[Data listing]
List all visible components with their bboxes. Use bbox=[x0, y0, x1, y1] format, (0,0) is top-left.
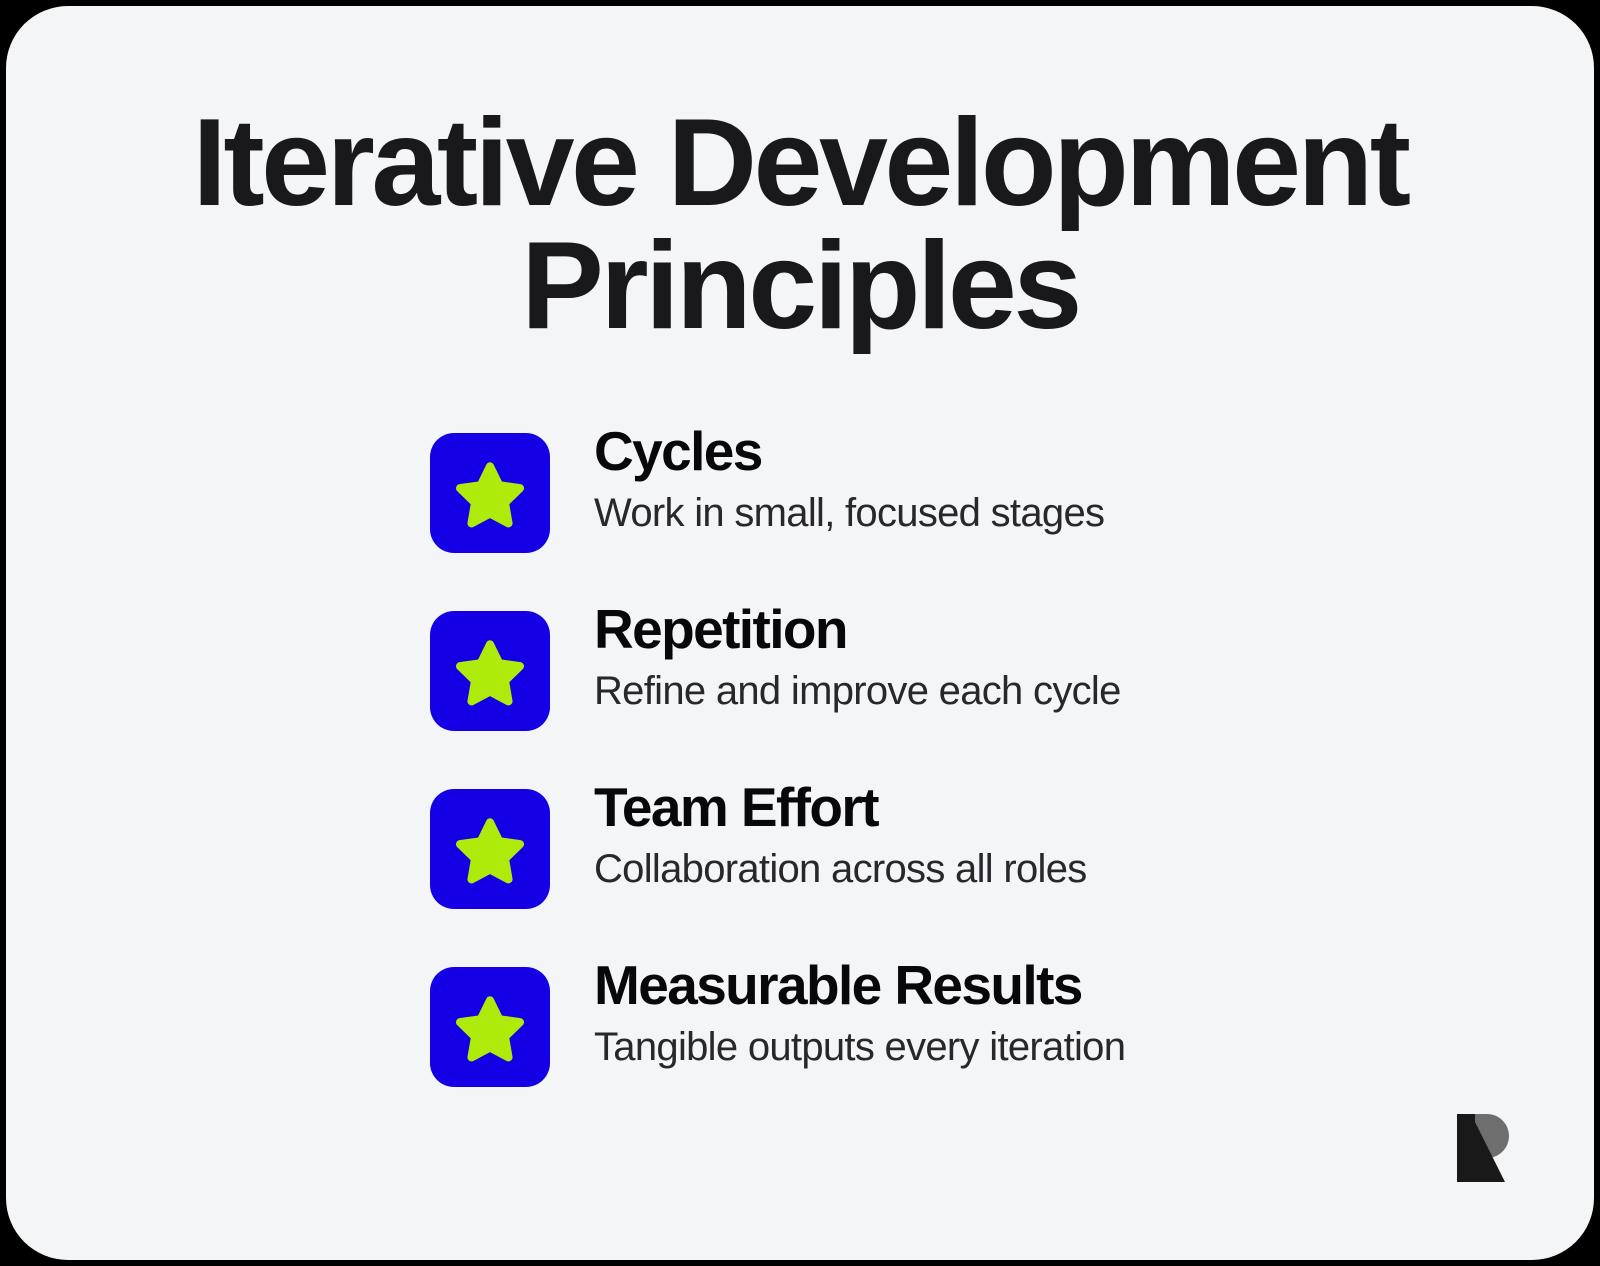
list-item-text: Cycles Work in small, focused stages bbox=[594, 421, 1414, 537]
list-item-title: Repetition bbox=[594, 599, 1414, 661]
page-title: Iterative Development Principles bbox=[126, 102, 1474, 348]
list-item: Measurable Results Tangible outputs ever… bbox=[430, 967, 1430, 1087]
star-icon bbox=[453, 456, 527, 530]
list-item: Team Effort Collaboration across all rol… bbox=[430, 789, 1430, 909]
star-icon bbox=[453, 634, 527, 708]
list-item-title: Team Effort bbox=[594, 777, 1414, 839]
list-item-text: Team Effort Collaboration across all rol… bbox=[594, 777, 1414, 893]
list-item: Cycles Work in small, focused stages bbox=[430, 433, 1430, 553]
list-item-description: Work in small, focused stages bbox=[594, 490, 1414, 537]
star-icon bbox=[453, 812, 527, 886]
star-icon-tile bbox=[430, 433, 550, 553]
list-item-text: Repetition Refine and improve each cycle bbox=[594, 599, 1414, 715]
star-icon-tile bbox=[430, 611, 550, 731]
list-item: Repetition Refine and improve each cycle bbox=[430, 611, 1430, 731]
star-icon-tile bbox=[430, 967, 550, 1087]
star-icon-tile bbox=[430, 789, 550, 909]
brand-logo-r-icon bbox=[1449, 1112, 1515, 1184]
list-item-title: Measurable Results bbox=[594, 955, 1414, 1017]
list-item-description: Tangible outputs every iteration bbox=[594, 1024, 1414, 1071]
list-item-description: Refine and improve each cycle bbox=[594, 668, 1414, 715]
content-card: Iterative Development Principles Cycles … bbox=[6, 6, 1594, 1260]
list-item-title: Cycles bbox=[594, 421, 1414, 483]
list-item-description: Collaboration across all roles bbox=[594, 846, 1414, 893]
principles-list: Cycles Work in small, focused stages Rep… bbox=[430, 433, 1430, 1087]
star-icon bbox=[453, 990, 527, 1064]
list-item-text: Measurable Results Tangible outputs ever… bbox=[594, 955, 1414, 1071]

## Stated exercise
Give the lines of the entries above as a JSON list of strings, one string per line, omitting blank lines and leaving out the pictures.

## Written solution
[
  "List all visible components with their bboxes. Use bbox=[x0, y0, x1, y1] format, (0,0) is top-left.",
  "list-item-text: Cycles Work in small, focused stages bbox=[594, 421, 1414, 537]",
  "list-item-title: Repetition bbox=[594, 599, 1414, 661]",
  "page-title: Iterative Development Principles bbox=[126, 102, 1474, 348]",
  "list-item: Measurable Results Tangible outputs ever… bbox=[430, 967, 1430, 1087]",
  "star-icon bbox=[453, 456, 527, 530]",
  "list-item: Team Effort Collaboration across all rol… bbox=[430, 789, 1430, 909]",
  "star-icon bbox=[453, 634, 527, 708]",
  "list-item-title: Team Effort bbox=[594, 777, 1414, 839]",
  "list-item-text: Team Effort Collaboration across all rol… bbox=[594, 777, 1414, 893]",
  "list-item: Cycles Work in small, focused stages bbox=[430, 433, 1430, 553]",
  "list-item-description: Work in small, focused stages bbox=[594, 490, 1414, 537]",
  "star-icon bbox=[453, 812, 527, 886]",
  "star-icon-tile bbox=[430, 433, 550, 553]",
  "list-item-text: Repetition Refine and improve each cycle bbox=[594, 599, 1414, 715]",
  "star-icon-tile bbox=[430, 611, 550, 731]",
  "list-item: Repetition Refine and improve each cycle bbox=[430, 611, 1430, 731]",
  "star-icon-tile bbox=[430, 967, 550, 1087]",
  "star-icon-tile bbox=[430, 789, 550, 909]",
  "brand-logo-r-icon bbox=[1449, 1112, 1515, 1184]",
  "list-item-title: Measurable Results bbox=[594, 955, 1414, 1017]",
  "list-item-description: Tangible outputs every iteration bbox=[594, 1024, 1414, 1071]",
  "list-item-description: Refine and improve each cycle bbox=[594, 668, 1414, 715]",
  "content-card: Iterative Development Principles Cycles … bbox=[6, 6, 1594, 1260]",
  "list-item-title: Cycles bbox=[594, 421, 1414, 483]",
  "list-item-description: Collaboration across all roles bbox=[594, 846, 1414, 893]",
  "principles-list: Cycles Work in small, focused stages Rep… bbox=[430, 433, 1430, 1087]",
  "star-icon bbox=[453, 990, 527, 1064]",
  "list-item-text: Measurable Results Tangible outputs ever… bbox=[594, 955, 1414, 1071]"
]